> DATA FOR THE TASK:
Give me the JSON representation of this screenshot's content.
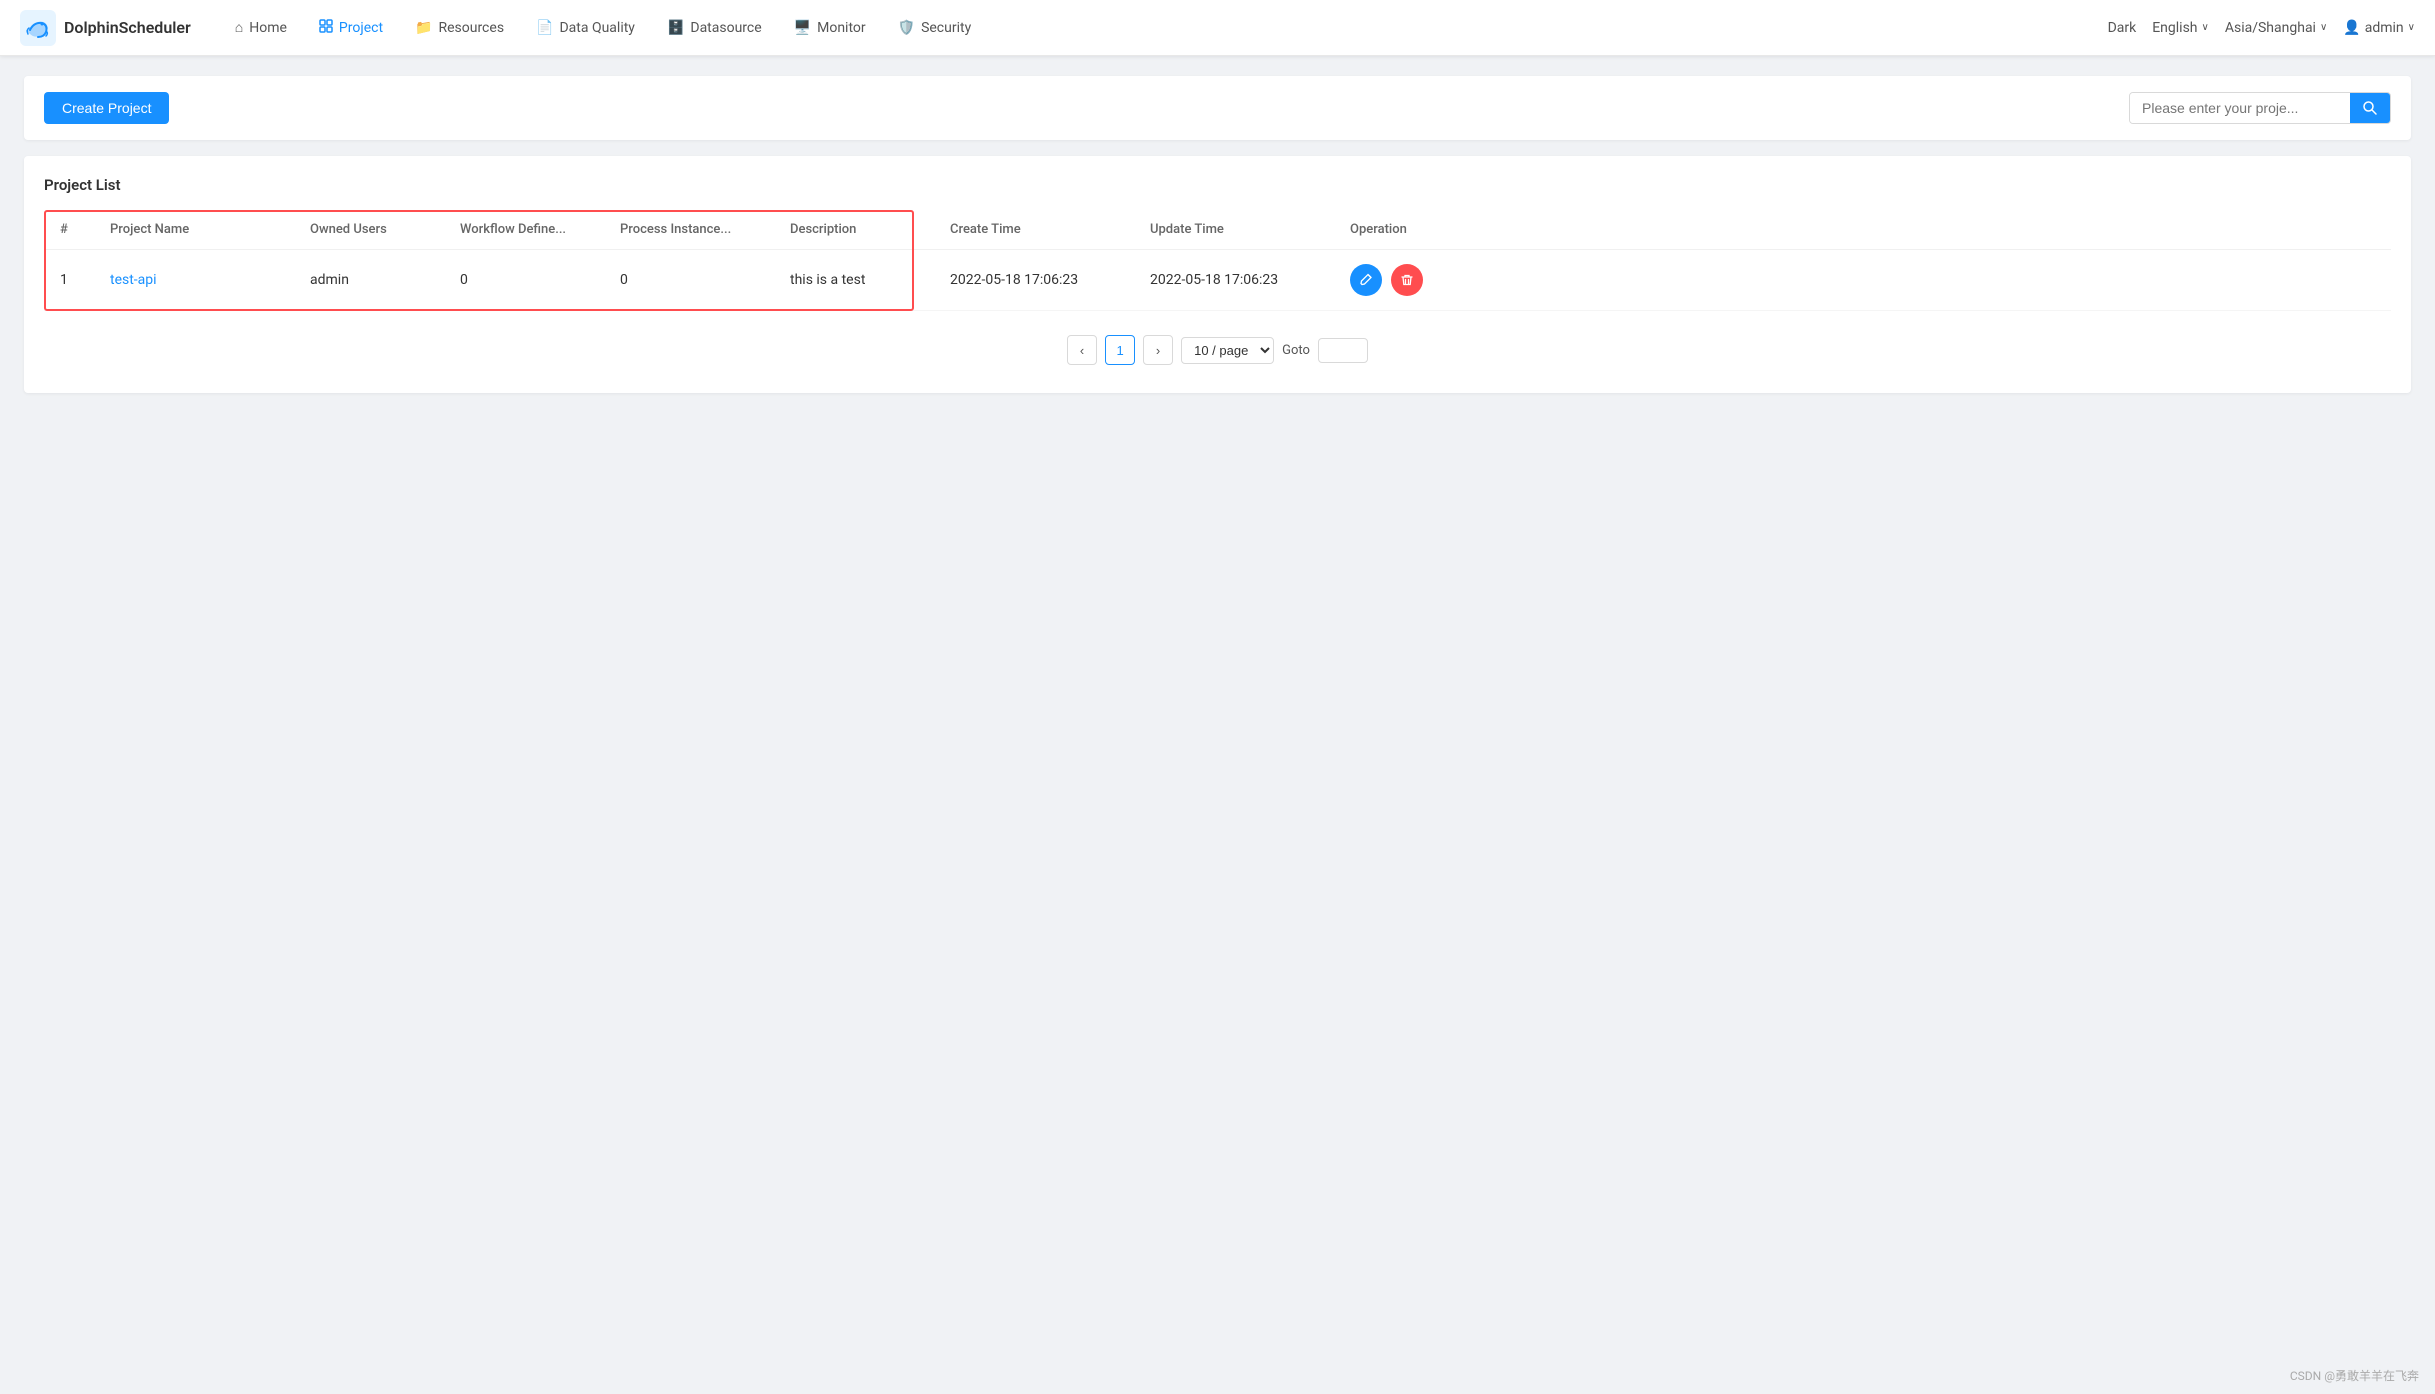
{
  "brand": {
    "name": "DolphinScheduler"
  },
  "navbar": {
    "items": [
      {
        "id": "home",
        "label": "Home",
        "icon": "🏠",
        "active": false
      },
      {
        "id": "project",
        "label": "Project",
        "icon": "📋",
        "active": true
      },
      {
        "id": "resources",
        "label": "Resources",
        "icon": "📁",
        "active": false
      },
      {
        "id": "data-quality",
        "label": "Data Quality",
        "icon": "📄",
        "active": false
      },
      {
        "id": "datasource",
        "label": "Datasource",
        "icon": "🗄️",
        "active": false
      },
      {
        "id": "monitor",
        "label": "Monitor",
        "icon": "🖥️",
        "active": false
      },
      {
        "id": "security",
        "label": "Security",
        "icon": "🛡️",
        "active": false
      }
    ],
    "right": {
      "theme": "Dark",
      "language": "English",
      "timezone": "Asia/Shanghai",
      "user": "admin"
    }
  },
  "toolbar": {
    "create_button_label": "Create Project",
    "search_placeholder": "Please enter your proje..."
  },
  "section": {
    "title": "Project List"
  },
  "table": {
    "columns": [
      "#",
      "Project Name",
      "Owned Users",
      "Workflow Define...",
      "Process Instance...",
      "Description",
      "Create Time",
      "Update Time",
      "Operation"
    ],
    "rows": [
      {
        "index": "1",
        "project_name": "test-api",
        "owned_users": "admin",
        "workflow_define": "0",
        "process_instance": "0",
        "description": "this is a test",
        "create_time": "2022-05-18 17:06:23",
        "update_time": "2022-05-18 17:06:23"
      }
    ]
  },
  "pagination": {
    "current_page": "1",
    "page_size_label": "10 / page",
    "goto_label": "Goto",
    "prev_icon": "‹",
    "next_icon": "›"
  },
  "footer": {
    "credit": "CSDN @勇敢羊羊在飞奔"
  },
  "icons": {
    "search": "🔍",
    "edit": "✏️",
    "delete": "🗑️",
    "shield": "🛡",
    "home": "⌂",
    "folder": "📁",
    "doc": "📄",
    "db": "🗄",
    "monitor": "🖥",
    "project": "📋",
    "user": "👤"
  }
}
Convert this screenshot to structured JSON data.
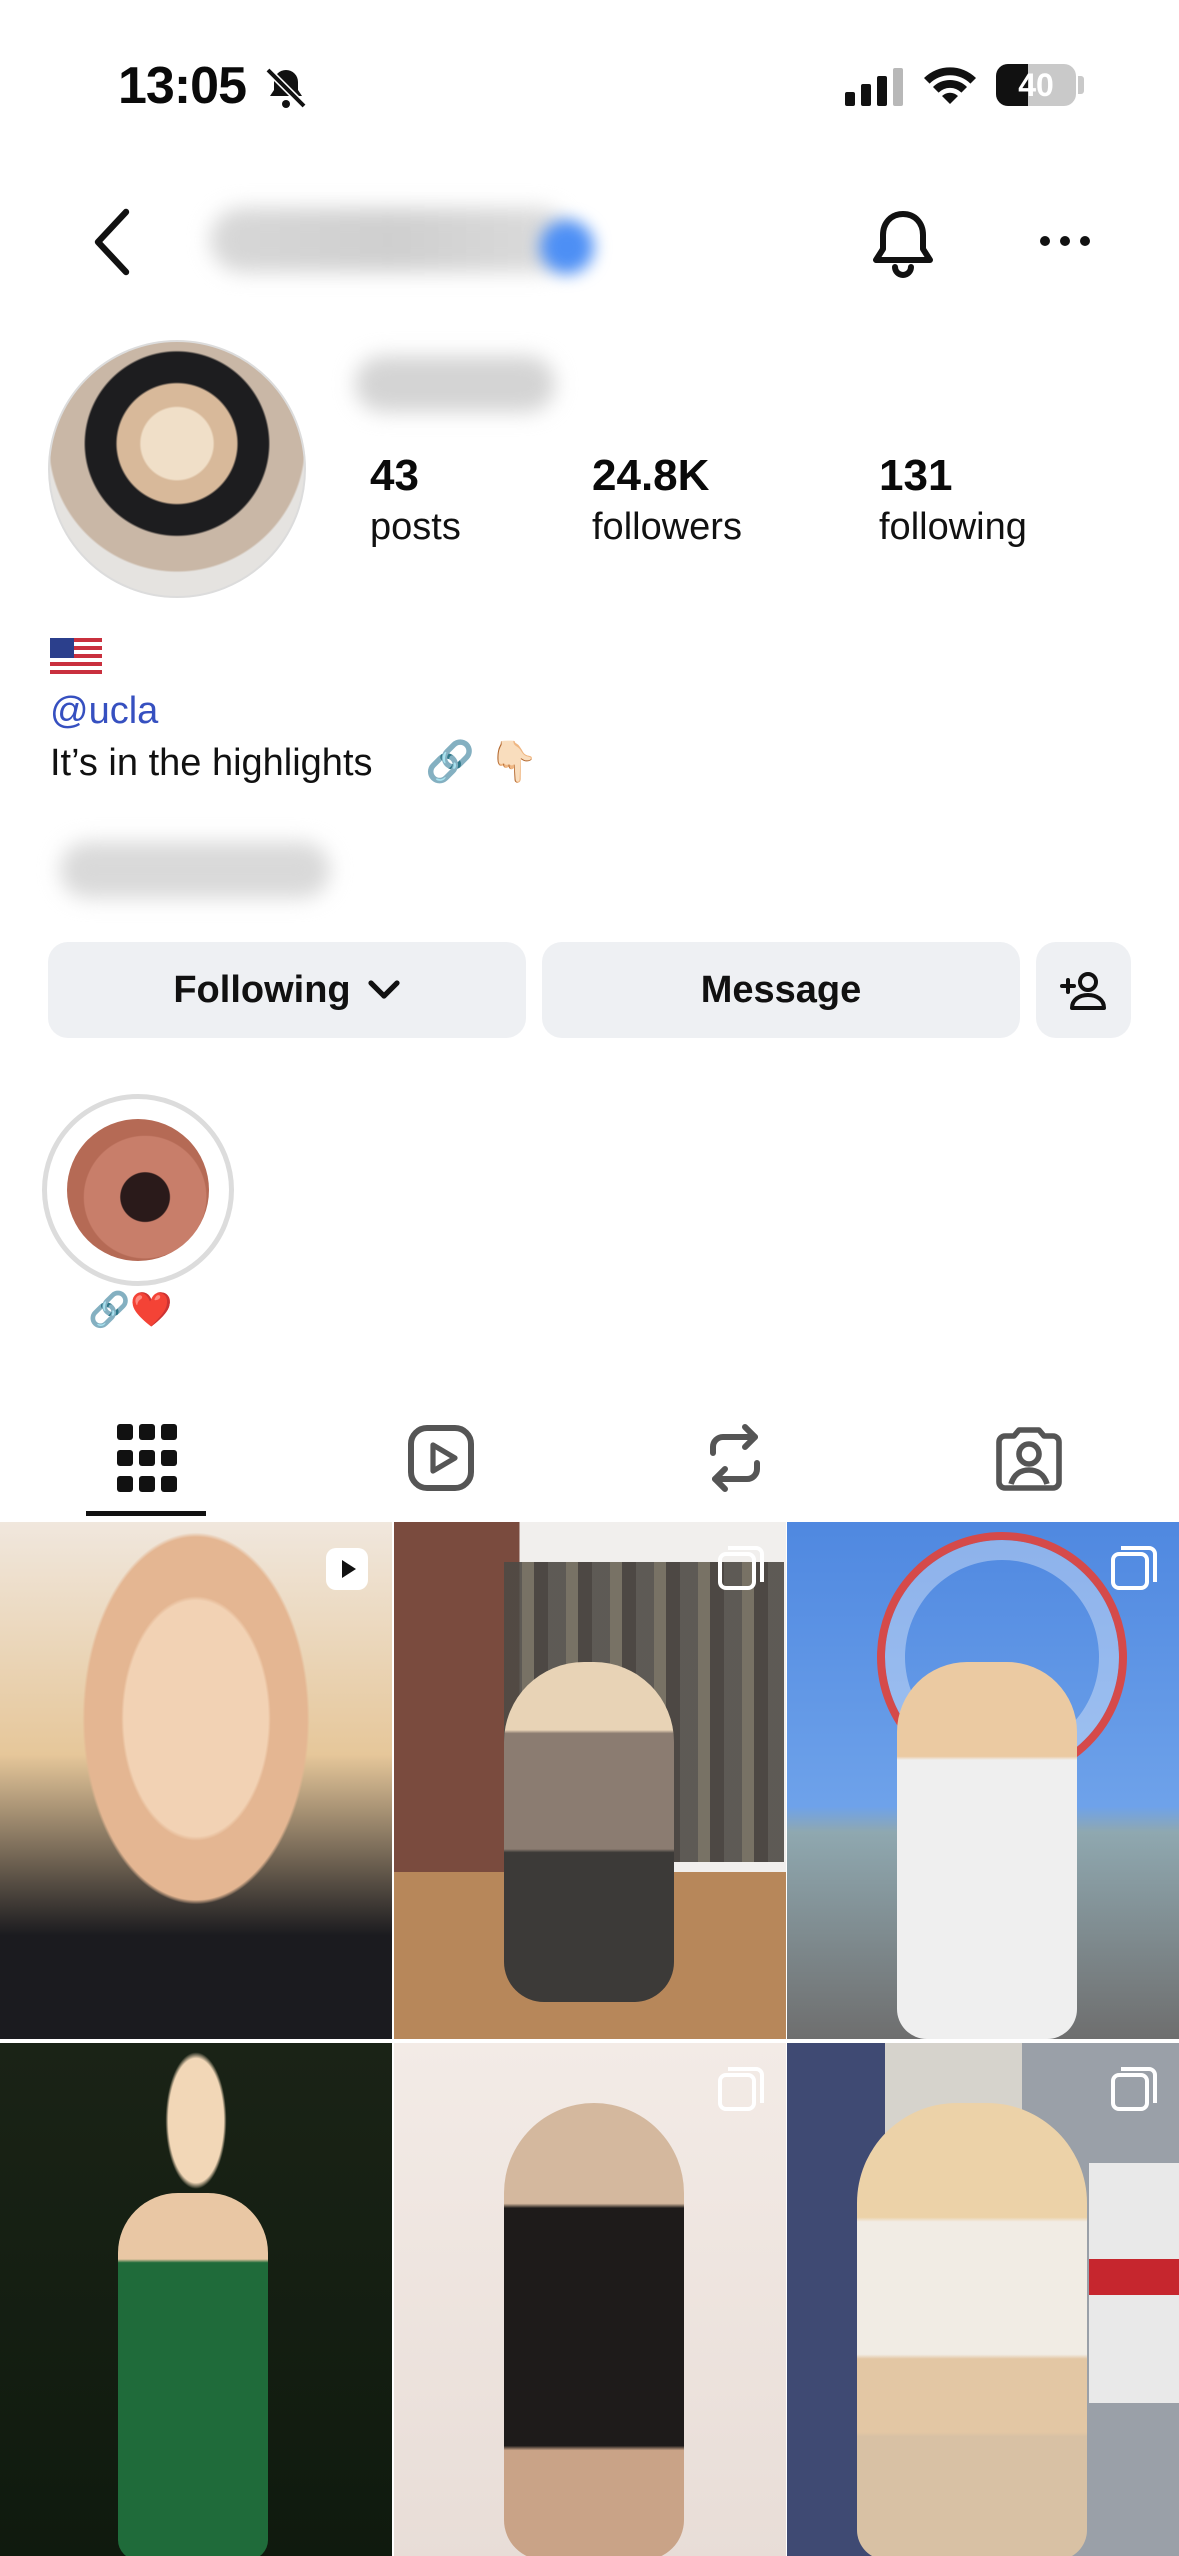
{
  "status_bar": {
    "time": "13:05",
    "battery": "40",
    "battery_level_percent": 40,
    "signal_bars_active": 3,
    "signal_bars_total": 4
  },
  "header": {
    "back_icon": "chevron-left-icon",
    "notification_icon": "bell-icon",
    "more_icon": "ellipsis-icon"
  },
  "profile": {
    "stats": [
      {
        "value": "43",
        "label": "posts"
      },
      {
        "value": "24.8K",
        "label": "followers"
      },
      {
        "value": "131",
        "label": "following"
      }
    ],
    "flag": "🇺🇸",
    "handle_link": "@ucla",
    "bio": "It’s in the highlights",
    "bio_emojis": [
      "🔗",
      "👇🏻"
    ]
  },
  "actions": {
    "following_label": "Following",
    "message_label": "Message"
  },
  "highlights": [
    {
      "label": "🔗❤️"
    }
  ],
  "tabs": [
    "posts-grid-icon",
    "reels-icon",
    "reposts-icon",
    "tagged-icon"
  ],
  "posts": [
    {
      "type": "reel"
    },
    {
      "type": "carousel"
    },
    {
      "type": "carousel"
    },
    {
      "type": "photo"
    },
    {
      "type": "carousel"
    },
    {
      "type": "carousel"
    }
  ],
  "colors": {
    "link": "#3650c0",
    "button_bg": "#eef0f3",
    "text": "#0a0a0a"
  }
}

> TASK REQUIREMENTS:
Return all the entries word for word, but omit any pictures they contain.

> SOLUTION:
Give me the JSON representation of this screenshot's content.
{
  "brand": {
    "name": "DolphinScheduler"
  },
  "navbar": {
    "items": [
      {
        "id": "home",
        "label": "Home",
        "icon": "🏠",
        "active": false
      },
      {
        "id": "project",
        "label": "Project",
        "icon": "📋",
        "active": true
      },
      {
        "id": "resources",
        "label": "Resources",
        "icon": "📁",
        "active": false
      },
      {
        "id": "data-quality",
        "label": "Data Quality",
        "icon": "📄",
        "active": false
      },
      {
        "id": "datasource",
        "label": "Datasource",
        "icon": "🗄️",
        "active": false
      },
      {
        "id": "monitor",
        "label": "Monitor",
        "icon": "🖥️",
        "active": false
      },
      {
        "id": "security",
        "label": "Security",
        "icon": "🛡️",
        "active": false
      }
    ],
    "right": {
      "theme": "Dark",
      "language": "English",
      "timezone": "Asia/Shanghai",
      "user": "admin"
    }
  },
  "toolbar": {
    "create_button_label": "Create Project",
    "search_placeholder": "Please enter your proje..."
  },
  "section": {
    "title": "Project List"
  },
  "table": {
    "columns": [
      "#",
      "Project Name",
      "Owned Users",
      "Workflow Define...",
      "Process Instance...",
      "Description",
      "Create Time",
      "Update Time",
      "Operation"
    ],
    "rows": [
      {
        "index": "1",
        "project_name": "test-api",
        "owned_users": "admin",
        "workflow_define": "0",
        "process_instance": "0",
        "description": "this is a test",
        "create_time": "2022-05-18 17:06:23",
        "update_time": "2022-05-18 17:06:23"
      }
    ]
  },
  "pagination": {
    "current_page": "1",
    "page_size_label": "10 / page",
    "goto_label": "Goto",
    "prev_icon": "‹",
    "next_icon": "›"
  },
  "footer": {
    "credit": "CSDN @勇敢羊羊在飞奔"
  },
  "icons": {
    "search": "🔍",
    "edit": "✏️",
    "delete": "🗑️",
    "shield": "🛡",
    "home": "⌂",
    "folder": "📁",
    "doc": "📄",
    "db": "🗄",
    "monitor": "🖥",
    "project": "📋",
    "user": "👤"
  }
}
Convert this screenshot to structured JSON data.
{
  "status_bar": {
    "time": "13:05",
    "battery": "40",
    "battery_level_percent": 40,
    "signal_bars_active": 3,
    "signal_bars_total": 4
  },
  "header": {
    "back_icon": "chevron-left-icon",
    "notification_icon": "bell-icon",
    "more_icon": "ellipsis-icon"
  },
  "profile": {
    "stats": [
      {
        "value": "43",
        "label": "posts"
      },
      {
        "value": "24.8K",
        "label": "followers"
      },
      {
        "value": "131",
        "label": "following"
      }
    ],
    "flag": "🇺🇸",
    "handle_link": "@ucla",
    "bio": "It’s in the highlights",
    "bio_emojis": [
      "🔗",
      "👇🏻"
    ]
  },
  "actions": {
    "following_label": "Following",
    "message_label": "Message"
  },
  "highlights": [
    {
      "label": "🔗❤️"
    }
  ],
  "tabs": [
    "posts-grid-icon",
    "reels-icon",
    "reposts-icon",
    "tagged-icon"
  ],
  "posts": [
    {
      "type": "reel"
    },
    {
      "type": "carousel"
    },
    {
      "type": "carousel"
    },
    {
      "type": "photo"
    },
    {
      "type": "carousel"
    },
    {
      "type": "carousel"
    }
  ],
  "colors": {
    "link": "#3650c0",
    "button_bg": "#eef0f3",
    "text": "#0a0a0a"
  }
}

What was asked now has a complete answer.